#### SHORT PROBLEM
Make an exact copy of each entry, leaving out every picture.

#### PROVIDED MATERIAL

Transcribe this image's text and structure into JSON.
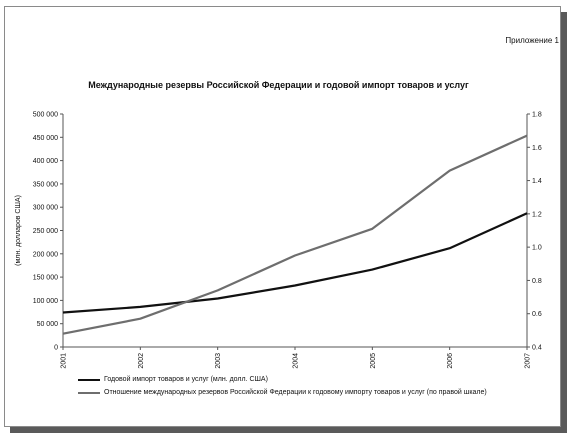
{
  "appendix_label": "Приложение 1",
  "colors": {
    "import": "#111111",
    "ratio": "#6e6e6e",
    "axis": "#555555",
    "text": "#111111"
  },
  "chart_data": {
    "type": "line",
    "title": "Международные резервы Российской Федерации и годовой импорт товаров и услуг",
    "ylabel": "(млн. долларов США)",
    "y_ticks": [
      "0",
      "50 000",
      "100 000",
      "150 000",
      "200 000",
      "250 000",
      "300 000",
      "350 000",
      "400 000",
      "450 000",
      "500 000"
    ],
    "ylim": [
      0,
      500000
    ],
    "y2_ticks": [
      "0.4",
      "0.6",
      "0.8",
      "1.0",
      "1.2",
      "1.4",
      "1.6",
      "1.8"
    ],
    "y2lim": [
      0.4,
      1.8
    ],
    "categories": [
      "2001",
      "2002",
      "2003",
      "2004",
      "2005",
      "2006",
      "2007"
    ],
    "grid": false,
    "legend_position": "bottom",
    "series": [
      {
        "name": "Годовой импорт товаров и услуг  (млн. долл. США)",
        "axis": "left",
        "values": [
          74000,
          86000,
          104000,
          132000,
          166000,
          212000,
          287000
        ]
      },
      {
        "name": "Отношение международных резервов Российской Федерации к годовому импорту товаров и услуг (по правой шкале)",
        "axis": "right",
        "values": [
          0.48,
          0.57,
          0.74,
          0.95,
          1.11,
          1.46,
          1.67
        ]
      }
    ]
  }
}
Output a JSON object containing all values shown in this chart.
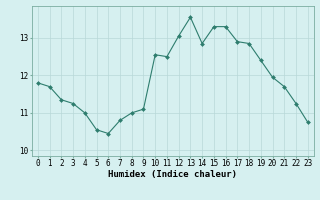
{
  "x": [
    0,
    1,
    2,
    3,
    4,
    5,
    6,
    7,
    8,
    9,
    10,
    11,
    12,
    13,
    14,
    15,
    16,
    17,
    18,
    19,
    20,
    21,
    22,
    23
  ],
  "y": [
    11.8,
    11.7,
    11.35,
    11.25,
    11.0,
    10.55,
    10.45,
    10.8,
    11.0,
    11.1,
    12.55,
    12.5,
    13.05,
    13.55,
    12.85,
    13.3,
    13.3,
    12.9,
    12.85,
    12.4,
    11.95,
    11.7,
    11.25,
    10.75
  ],
  "line_color": "#2e7d6e",
  "marker": "D",
  "marker_size": 2.0,
  "bg_color": "#d6f0f0",
  "grid_color": "#b8d8d8",
  "axis_bg": "#d6f0f0",
  "xlabel": "Humidex (Indice chaleur)",
  "xlabel_fontsize": 6.5,
  "tick_fontsize": 5.5,
  "yticks": [
    10,
    11,
    12,
    13
  ],
  "xticks": [
    0,
    1,
    2,
    3,
    4,
    5,
    6,
    7,
    8,
    9,
    10,
    11,
    12,
    13,
    14,
    15,
    16,
    17,
    18,
    19,
    20,
    21,
    22,
    23
  ],
  "xlim": [
    -0.5,
    23.5
  ],
  "ylim": [
    9.85,
    13.85
  ]
}
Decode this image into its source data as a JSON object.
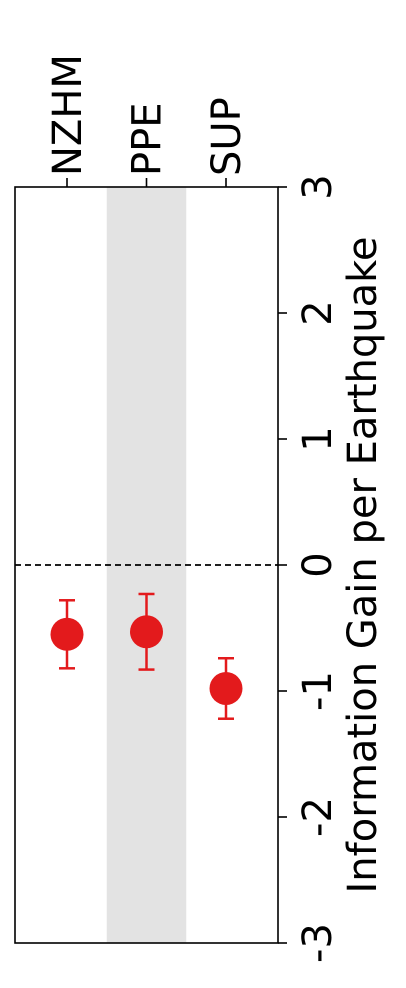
{
  "chart_data": {
    "type": "scatter",
    "orientation": "rotated-90",
    "categories": [
      "NZHM",
      "PPE",
      "SUP"
    ],
    "values": [
      -0.55,
      -0.53,
      -0.98
    ],
    "error_low": [
      -0.82,
      -0.83,
      -1.22
    ],
    "error_high": [
      -0.28,
      -0.23,
      -0.74
    ],
    "ylabel": "Information Gain per Earthquake",
    "ylim": [
      -3,
      3
    ],
    "yticks": [
      "-3",
      "-2",
      "-1",
      "0",
      "1",
      "2",
      "3"
    ],
    "reference_line": 0,
    "highlight_band_category": "PPE",
    "grid": false,
    "colors": {
      "marker": "#e31a1c",
      "band": "#e3e3e3",
      "reference_line": "#000000"
    }
  }
}
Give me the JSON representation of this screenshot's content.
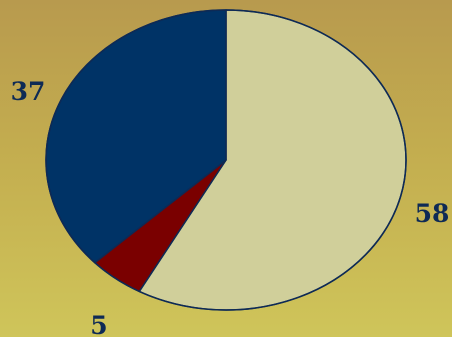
{
  "chart_data": {
    "type": "pie",
    "title": "",
    "slices": [
      {
        "value": 58,
        "label": "58",
        "color": "#d0cf9a"
      },
      {
        "value": 5,
        "label": "5",
        "color": "#7a0000"
      },
      {
        "value": 37,
        "label": "37",
        "color": "#003366"
      }
    ],
    "legend": "none",
    "start_angle": "12 o'clock",
    "direction": "clockwise",
    "style": "3d-tilted-ellipse"
  },
  "colors": {
    "background_top": "#b89a4e",
    "background_bottom": "#cfc55a",
    "outline": "#0e2a55",
    "label_text": "#0e2a55"
  }
}
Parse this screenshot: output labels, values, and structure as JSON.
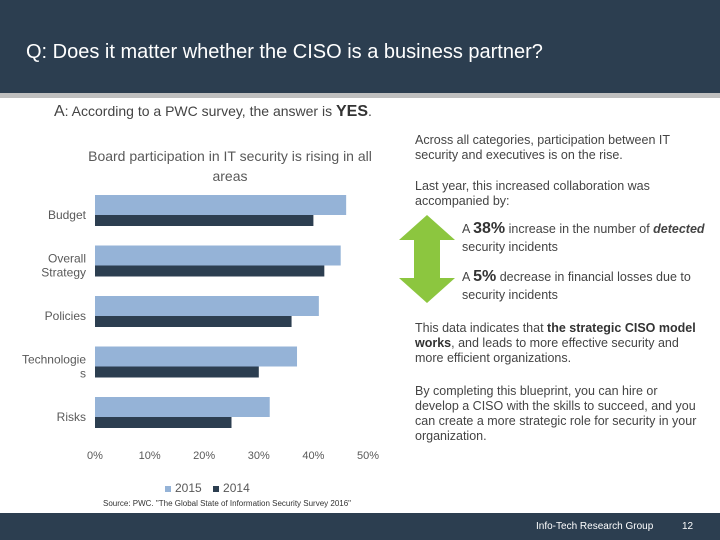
{
  "header": {
    "title": "Q: Does it matter whether the CISO is a business partner?"
  },
  "answer": {
    "prefix": "A",
    "text": ": According to a PWC survey, the answer is ",
    "emphasis": "YES",
    "suffix": "."
  },
  "chart_data": {
    "type": "bar",
    "orientation": "horizontal",
    "title": "Board participation in IT security is rising in all areas",
    "categories": [
      "Budget",
      "Overall Strategy",
      "Policies",
      "Technologies",
      "Risks"
    ],
    "category_labels": [
      [
        "Budget"
      ],
      [
        "Overall",
        "Strategy"
      ],
      [
        "Policies"
      ],
      [
        "Technologie",
        "s"
      ],
      [
        "Risks"
      ]
    ],
    "series": [
      {
        "name": "2015",
        "values": [
          46,
          45,
          41,
          37,
          32
        ],
        "color": "#95b3d7"
      },
      {
        "name": "2014",
        "values": [
          40,
          42,
          36,
          30,
          25
        ],
        "color": "#2c3e50"
      }
    ],
    "xlim": [
      0,
      50
    ],
    "xticks": [
      "0%",
      "10%",
      "20%",
      "30%",
      "40%",
      "50%"
    ],
    "legend_position": "bottom",
    "grid": false
  },
  "source": "Source: PWC. \"The Global State of Information Security Survey 2016\"",
  "side": {
    "intro": "Across all categories, participation between IT security and executives is on the rise.",
    "lastyear": "Last year, this increased collaboration was accompanied by:",
    "stat1": {
      "prefix": "A ",
      "num": "38%",
      "text": " increase in the number of ",
      "em": "detected",
      "tail": " security incidents"
    },
    "stat2": {
      "prefix": "A ",
      "num": "5%",
      "text": " decrease in financial losses due to security incidents"
    },
    "model_pre": "This data indicates that ",
    "model_bold1": "the strategic CISO model works",
    "model_post": ", and leads to more effective security and more efficient organizations.",
    "closing": "By completing this blueprint, you can hire or develop a CISO with the skills to succeed, and you can create a more strategic role for security in your organization."
  },
  "colors": {
    "header": "#2c3e50",
    "arrow": "#8cc63f"
  },
  "footer": {
    "org": "Info-Tech Research Group",
    "page": "12"
  }
}
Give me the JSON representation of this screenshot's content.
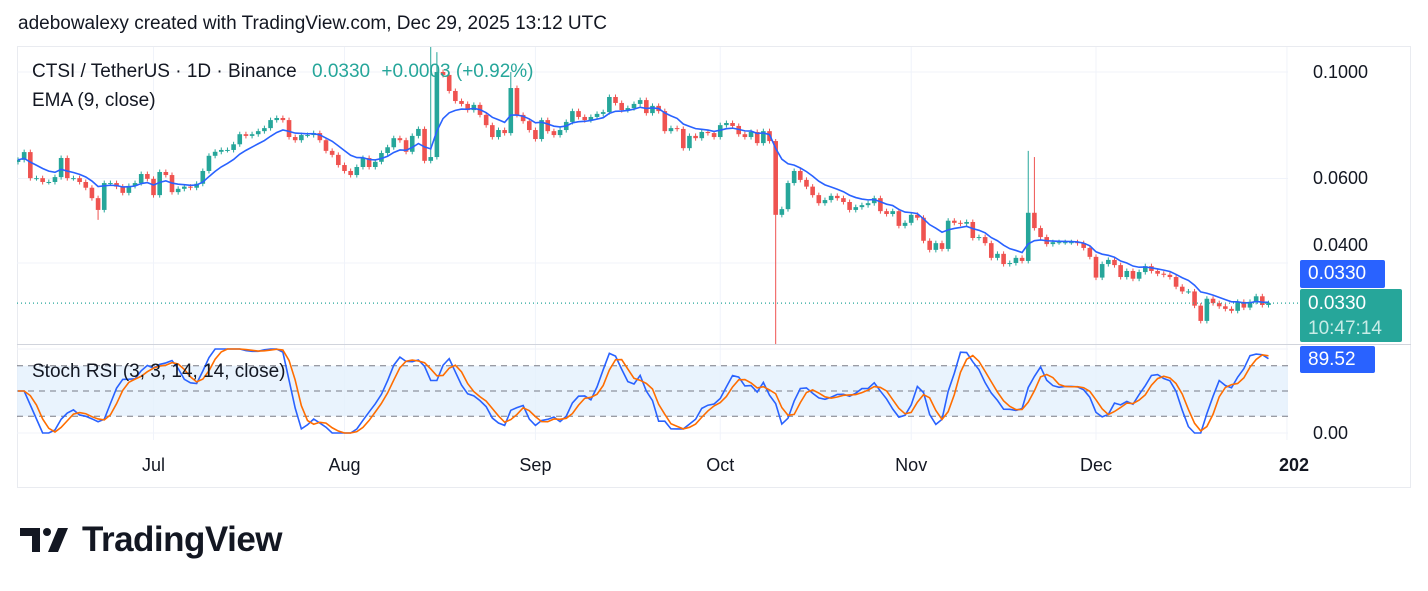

#### EXERCISE RESPONSE
Transcribe this image's text and structure into JSON.
{
  "appendix_label": "Приложение 1",
  "colors": {
    "import": "#111111",
    "ratio": "#6e6e6e",
    "axis": "#555555",
    "text": "#111111"
  },
  "chart_data": {
    "type": "line",
    "title": "Международные резервы Российской Федерации и годовой импорт товаров и услуг",
    "ylabel": "(млн. долларов США)",
    "y_ticks": [
      "0",
      "50 000",
      "100 000",
      "150 000",
      "200 000",
      "250 000",
      "300 000",
      "350 000",
      "400 000",
      "450 000",
      "500 000"
    ],
    "ylim": [
      0,
      500000
    ],
    "y2_ticks": [
      "0.4",
      "0.6",
      "0.8",
      "1.0",
      "1.2",
      "1.4",
      "1.6",
      "1.8"
    ],
    "y2lim": [
      0.4,
      1.8
    ],
    "categories": [
      "2001",
      "2002",
      "2003",
      "2004",
      "2005",
      "2006",
      "2007"
    ],
    "grid": false,
    "legend_position": "bottom",
    "series": [
      {
        "name": "Годовой импорт товаров и услуг  (млн. долл. США)",
        "axis": "left",
        "values": [
          74000,
          86000,
          104000,
          132000,
          166000,
          212000,
          287000
        ]
      },
      {
        "name": "Отношение международных резервов Российской Федерации к годовому импорту товаров и услуг (по правой шкале)",
        "axis": "right",
        "values": [
          0.48,
          0.57,
          0.74,
          0.95,
          1.11,
          1.46,
          1.67
        ]
      }
    ]
  }
}
Output a JSON object containing all values shown in this chart.
{
  "x": [
    0,
    1,
    2,
    3,
    4,
    5,
    6,
    7,
    8,
    9,
    10,
    11,
    12,
    13,
    14,
    15,
    16,
    17,
    18,
    19,
    20,
    21,
    22,
    23
  ],
  "y": [
    11.8,
    11.7,
    11.35,
    11.25,
    11.0,
    10.55,
    10.45,
    10.8,
    11.0,
    11.1,
    12.55,
    12.5,
    13.05,
    13.55,
    12.85,
    13.3,
    13.3,
    12.9,
    12.85,
    12.4,
    11.95,
    11.7,
    11.25,
    10.75
  ],
  "line_color": "#2e7d6e",
  "marker": "D",
  "marker_size": 2.0,
  "bg_color": "#d6f0f0",
  "grid_color": "#b8d8d8",
  "axis_bg": "#d6f0f0",
  "xlabel": "Humidex (Indice chaleur)",
  "xlabel_fontsize": 6.5,
  "tick_fontsize": 5.5,
  "yticks": [
    10,
    11,
    12,
    13
  ],
  "xticks": [
    0,
    1,
    2,
    3,
    4,
    5,
    6,
    7,
    8,
    9,
    10,
    11,
    12,
    13,
    14,
    15,
    16,
    17,
    18,
    19,
    20,
    21,
    22,
    23
  ],
  "xlim": [
    -0.5,
    23.5
  ],
  "ylim": [
    9.85,
    13.85
  ]
}
Decode this image into its source data as a JSON object.
{
  "chart_data": {
    "type": "scatter",
    "orientation": "rotated-90",
    "categories": [
      "NZHM",
      "PPE",
      "SUP"
    ],
    "values": [
      -0.55,
      -0.53,
      -0.98
    ],
    "error_low": [
      -0.82,
      -0.83,
      -1.22
    ],
    "error_high": [
      -0.28,
      -0.23,
      -0.74
    ],
    "ylabel": "Information Gain per Earthquake",
    "ylim": [
      -3,
      3
    ],
    "yticks": [
      "-3",
      "-2",
      "-1",
      "0",
      "1",
      "2",
      "3"
    ],
    "reference_line": 0,
    "highlight_band_category": "PPE",
    "grid": false,
    "colors": {
      "marker": "#e31a1c",
      "band": "#e3e3e3",
      "reference_line": "#000000"
    }
  }
}
Give me the JSON representation of this screenshot's content.
{
  "chart_data": {
    "type": "pie",
    "title": "",
    "slices": [
      {
        "value": 58,
        "label": "58",
        "color": "#d0cf9a"
      },
      {
        "value": 5,
        "label": "5",
        "color": "#7a0000"
      },
      {
        "value": 37,
        "label": "37",
        "color": "#003366"
      }
    ],
    "legend": "none",
    "start_angle": "12 o'clock",
    "direction": "clockwise",
    "style": "3d-tilted-ellipse"
  },
  "colors": {
    "background_top": "#b89a4e",
    "background_bottom": "#cfc55a",
    "outline": "#0e2a55",
    "label_text": "#0e2a55"
  }
}
Parse this screenshot: output labels, values, and structure as JSON.
{
  "header": {
    "title": "Q: Does it matter whether the CISO is a business partner?"
  },
  "answer": {
    "prefix": "A",
    "text": ": According to a PWC survey, the answer is ",
    "emphasis": "YES",
    "suffix": "."
  },
  "chart_data": {
    "type": "bar",
    "orientation": "horizontal",
    "title": "Board participation in IT security is rising in all areas",
    "categories": [
      "Budget",
      "Overall Strategy",
      "Policies",
      "Technologies",
      "Risks"
    ],
    "category_labels": [
      [
        "Budget"
      ],
      [
        "Overall",
        "Strategy"
      ],
      [
        "Policies"
      ],
      [
        "Technologie",
        "s"
      ],
      [
        "Risks"
      ]
    ],
    "series": [
      {
        "name": "2015",
        "values": [
          46,
          45,
          41,
          37,
          32
        ],
        "color": "#95b3d7"
      },
      {
        "name": "2014",
        "values": [
          40,
          42,
          36,
          30,
          25
        ],
        "color": "#2c3e50"
      }
    ],
    "xlim": [
      0,
      50
    ],
    "xticks": [
      "0%",
      "10%",
      "20%",
      "30%",
      "40%",
      "50%"
    ],
    "legend_position": "bottom",
    "grid": false
  },
  "source": "Source: PWC. \"The Global State of Information Security Survey 2016\"",
  "side": {
    "intro": "Across all categories, participation between IT security and executives is on the rise.",
    "lastyear": "Last year, this increased collaboration was accompanied by:",
    "stat1": {
      "prefix": "A ",
      "num": "38%",
      "text": " increase in the number of ",
      "em": "detected",
      "tail": " security incidents"
    },
    "stat2": {
      "prefix": "A ",
      "num": "5%",
      "text": " decrease in financial losses due to security incidents"
    },
    "model_pre": "This data indicates that ",
    "model_bold1": "the strategic CISO model works",
    "model_post": ", and leads to more effective security and more efficient organizations.",
    "closing": "By completing this blueprint, you can hire or develop a CISO with the skills to succeed, and you can create a more strategic role for security in your organization."
  },
  "colors": {
    "header": "#2c3e50",
    "arrow": "#8cc63f"
  },
  "footer": {
    "org": "Info-Tech Research Group",
    "page": "12"
  }
}
Give me the JSON representation of this screenshot's content.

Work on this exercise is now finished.